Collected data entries
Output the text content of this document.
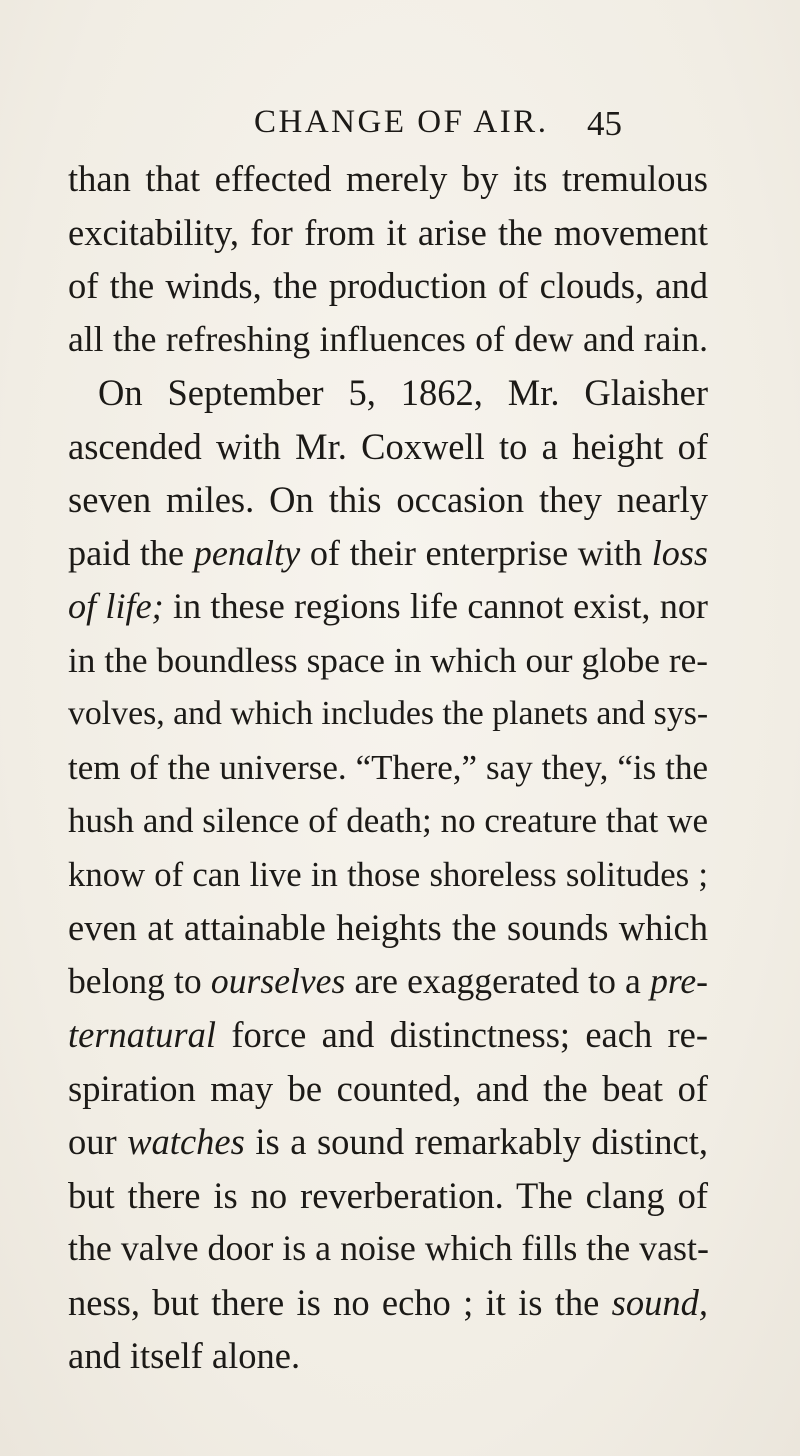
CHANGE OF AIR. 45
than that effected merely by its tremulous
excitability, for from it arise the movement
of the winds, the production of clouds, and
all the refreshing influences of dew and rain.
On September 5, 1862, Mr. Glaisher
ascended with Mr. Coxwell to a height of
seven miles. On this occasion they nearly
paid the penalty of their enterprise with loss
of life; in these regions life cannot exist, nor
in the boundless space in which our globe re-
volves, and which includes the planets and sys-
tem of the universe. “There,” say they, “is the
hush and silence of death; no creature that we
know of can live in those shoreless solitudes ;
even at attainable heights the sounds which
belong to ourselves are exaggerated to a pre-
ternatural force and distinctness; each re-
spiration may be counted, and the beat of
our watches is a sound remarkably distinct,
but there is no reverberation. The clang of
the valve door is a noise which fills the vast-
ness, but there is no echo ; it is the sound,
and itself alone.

---

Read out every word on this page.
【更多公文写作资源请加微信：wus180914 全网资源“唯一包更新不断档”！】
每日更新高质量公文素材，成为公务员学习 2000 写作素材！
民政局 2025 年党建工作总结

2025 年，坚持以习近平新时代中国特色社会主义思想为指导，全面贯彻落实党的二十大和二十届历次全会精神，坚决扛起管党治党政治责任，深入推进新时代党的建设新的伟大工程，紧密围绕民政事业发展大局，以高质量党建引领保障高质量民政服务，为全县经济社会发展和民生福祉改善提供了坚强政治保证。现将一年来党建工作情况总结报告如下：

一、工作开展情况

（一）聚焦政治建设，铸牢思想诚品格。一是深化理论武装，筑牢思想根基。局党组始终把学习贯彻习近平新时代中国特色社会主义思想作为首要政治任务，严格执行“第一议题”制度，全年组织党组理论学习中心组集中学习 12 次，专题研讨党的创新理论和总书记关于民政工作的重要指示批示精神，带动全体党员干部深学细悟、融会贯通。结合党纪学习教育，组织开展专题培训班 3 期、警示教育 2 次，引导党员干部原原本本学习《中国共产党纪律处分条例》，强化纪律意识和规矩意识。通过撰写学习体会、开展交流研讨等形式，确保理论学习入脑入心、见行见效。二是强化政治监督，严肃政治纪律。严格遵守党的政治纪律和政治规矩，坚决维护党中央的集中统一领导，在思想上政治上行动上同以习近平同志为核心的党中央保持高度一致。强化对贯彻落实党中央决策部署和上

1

▶ Exercise goal
Work out how many lines above have the string "that" in them, and give only the number.

▶ Exercise answer
2